### Work required
Identify every line in the records below that contains the word "Bluetooth", and reproduce each one.

### Record excerpts
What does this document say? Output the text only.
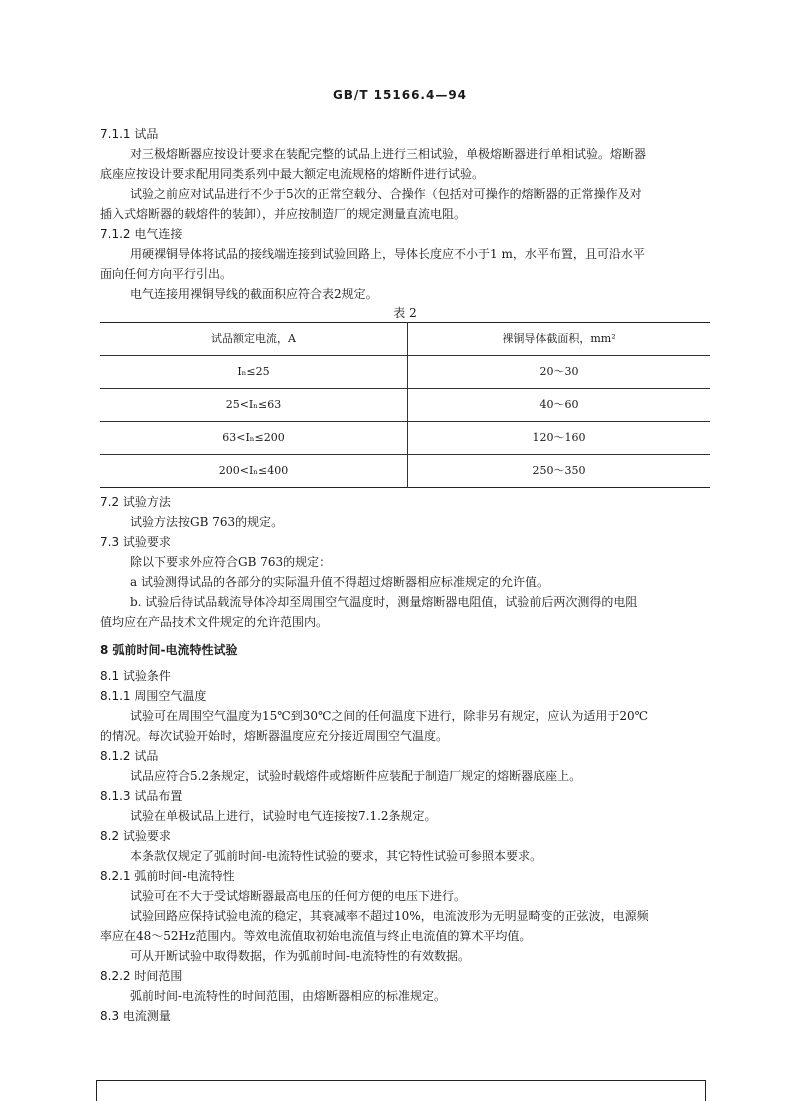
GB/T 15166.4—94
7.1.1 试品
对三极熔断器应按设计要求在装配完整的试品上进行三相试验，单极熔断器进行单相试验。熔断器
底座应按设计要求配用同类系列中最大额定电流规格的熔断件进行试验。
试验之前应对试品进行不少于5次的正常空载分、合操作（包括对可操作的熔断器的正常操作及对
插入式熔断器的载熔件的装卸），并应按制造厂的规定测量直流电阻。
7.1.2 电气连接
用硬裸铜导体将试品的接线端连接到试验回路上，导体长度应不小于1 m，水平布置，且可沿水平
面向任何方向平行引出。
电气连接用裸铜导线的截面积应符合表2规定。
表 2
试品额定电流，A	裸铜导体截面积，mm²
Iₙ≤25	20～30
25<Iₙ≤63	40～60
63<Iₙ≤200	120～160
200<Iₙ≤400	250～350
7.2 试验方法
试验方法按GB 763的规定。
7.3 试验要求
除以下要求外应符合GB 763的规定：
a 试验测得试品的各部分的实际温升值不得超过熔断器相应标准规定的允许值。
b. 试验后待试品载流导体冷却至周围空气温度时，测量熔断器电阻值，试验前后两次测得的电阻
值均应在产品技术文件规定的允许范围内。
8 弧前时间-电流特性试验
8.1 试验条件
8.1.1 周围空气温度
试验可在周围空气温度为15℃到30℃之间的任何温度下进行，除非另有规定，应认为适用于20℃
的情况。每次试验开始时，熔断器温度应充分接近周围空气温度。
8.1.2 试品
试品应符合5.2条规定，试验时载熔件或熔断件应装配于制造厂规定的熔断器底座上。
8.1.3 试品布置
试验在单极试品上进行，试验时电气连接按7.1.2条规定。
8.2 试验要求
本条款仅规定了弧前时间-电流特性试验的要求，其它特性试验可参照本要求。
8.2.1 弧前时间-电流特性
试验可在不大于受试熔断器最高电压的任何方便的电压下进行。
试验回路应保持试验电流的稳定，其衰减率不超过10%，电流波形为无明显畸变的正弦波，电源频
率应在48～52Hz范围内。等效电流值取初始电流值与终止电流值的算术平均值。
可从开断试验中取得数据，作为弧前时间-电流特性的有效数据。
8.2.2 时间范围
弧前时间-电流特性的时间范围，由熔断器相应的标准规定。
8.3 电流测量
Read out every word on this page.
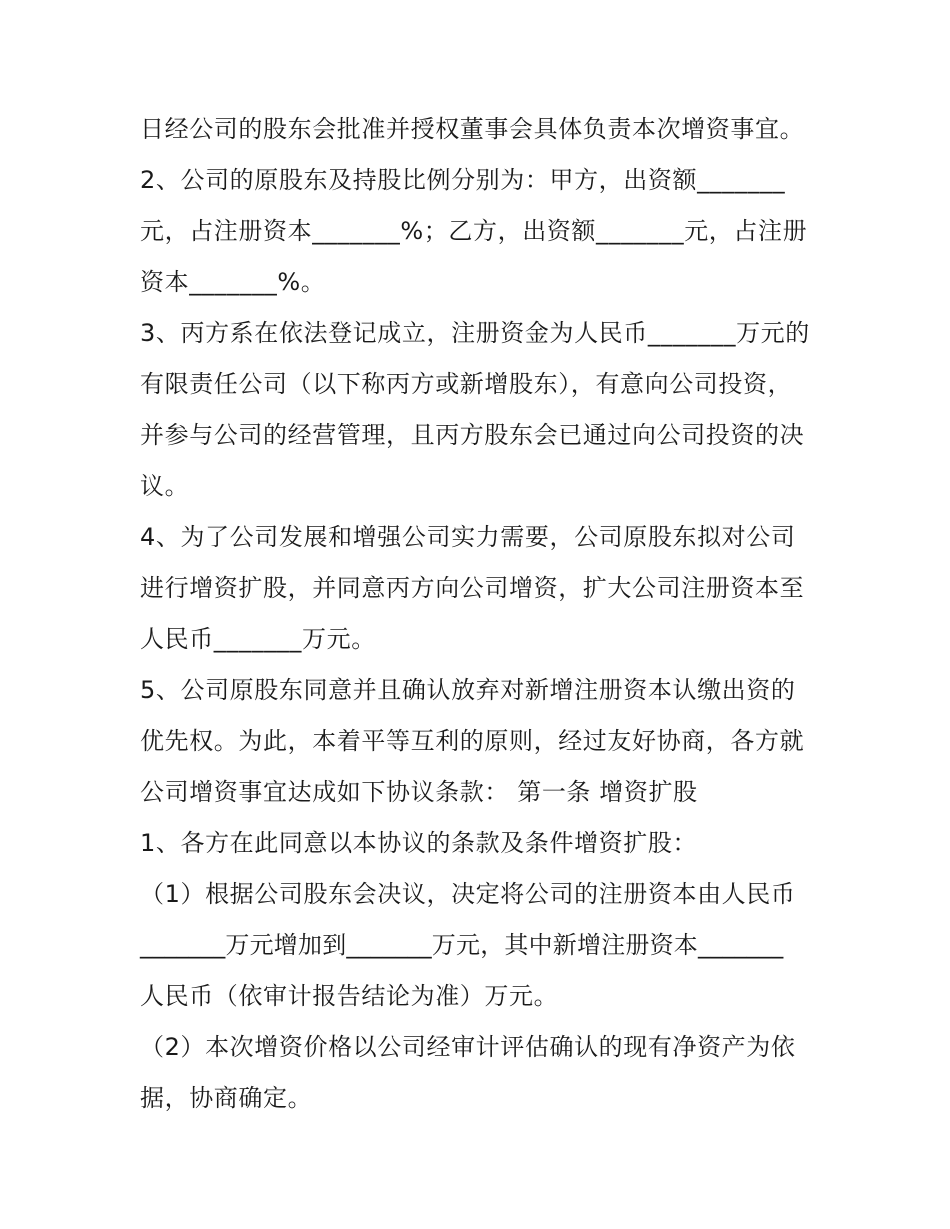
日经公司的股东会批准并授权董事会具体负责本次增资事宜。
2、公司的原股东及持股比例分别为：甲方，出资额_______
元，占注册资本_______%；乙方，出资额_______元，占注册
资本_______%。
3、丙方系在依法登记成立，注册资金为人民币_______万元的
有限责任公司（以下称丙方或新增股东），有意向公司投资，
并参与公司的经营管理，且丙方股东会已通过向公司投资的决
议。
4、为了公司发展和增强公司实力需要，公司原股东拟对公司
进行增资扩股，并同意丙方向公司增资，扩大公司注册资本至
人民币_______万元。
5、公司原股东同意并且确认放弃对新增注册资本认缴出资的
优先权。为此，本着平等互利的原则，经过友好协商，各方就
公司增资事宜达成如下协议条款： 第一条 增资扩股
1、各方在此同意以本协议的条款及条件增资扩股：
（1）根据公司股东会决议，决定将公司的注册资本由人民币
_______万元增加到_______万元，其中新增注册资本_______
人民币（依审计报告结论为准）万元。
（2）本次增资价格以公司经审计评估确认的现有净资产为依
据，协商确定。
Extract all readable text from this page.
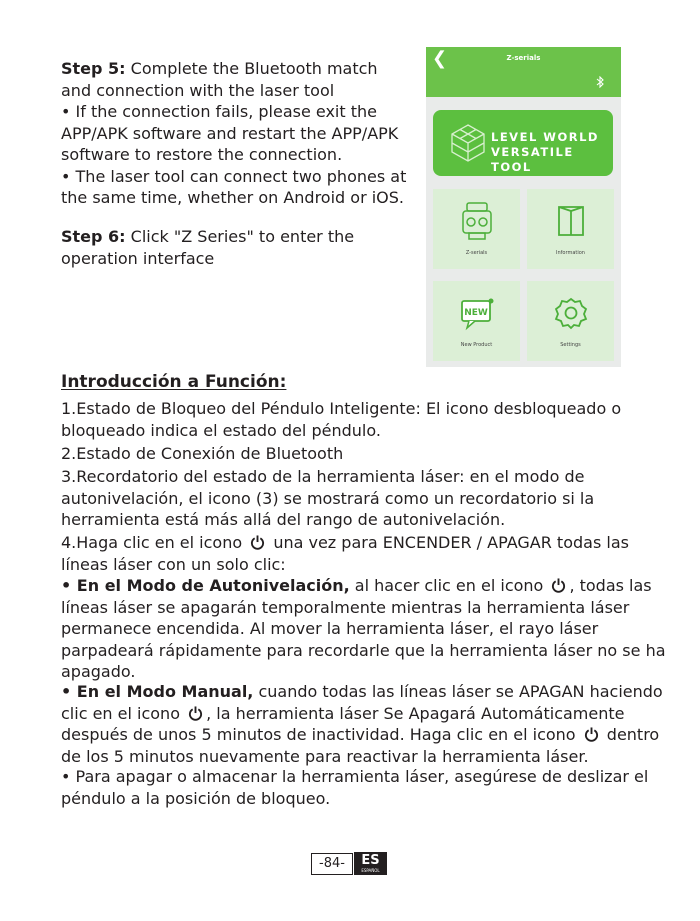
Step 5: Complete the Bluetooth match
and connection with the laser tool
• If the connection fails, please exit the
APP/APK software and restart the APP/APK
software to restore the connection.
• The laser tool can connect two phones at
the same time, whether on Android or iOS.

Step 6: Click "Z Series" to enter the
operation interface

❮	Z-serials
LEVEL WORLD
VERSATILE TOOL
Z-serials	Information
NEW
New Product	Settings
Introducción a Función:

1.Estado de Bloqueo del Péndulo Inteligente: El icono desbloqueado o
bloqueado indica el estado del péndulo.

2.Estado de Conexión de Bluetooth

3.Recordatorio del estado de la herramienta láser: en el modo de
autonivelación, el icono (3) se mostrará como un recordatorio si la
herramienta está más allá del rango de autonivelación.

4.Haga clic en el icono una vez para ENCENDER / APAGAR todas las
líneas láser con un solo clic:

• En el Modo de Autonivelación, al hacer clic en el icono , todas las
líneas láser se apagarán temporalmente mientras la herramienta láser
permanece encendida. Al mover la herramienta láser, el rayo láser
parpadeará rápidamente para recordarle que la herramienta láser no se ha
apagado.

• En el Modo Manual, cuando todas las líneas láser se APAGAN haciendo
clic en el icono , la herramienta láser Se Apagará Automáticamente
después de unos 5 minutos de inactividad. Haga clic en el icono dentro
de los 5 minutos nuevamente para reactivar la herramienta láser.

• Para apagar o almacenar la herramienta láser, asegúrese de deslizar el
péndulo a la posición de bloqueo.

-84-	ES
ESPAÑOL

### Correct output
Step 5: Complete the Bluetooth match
2.Estado de Conexión de Bluetooth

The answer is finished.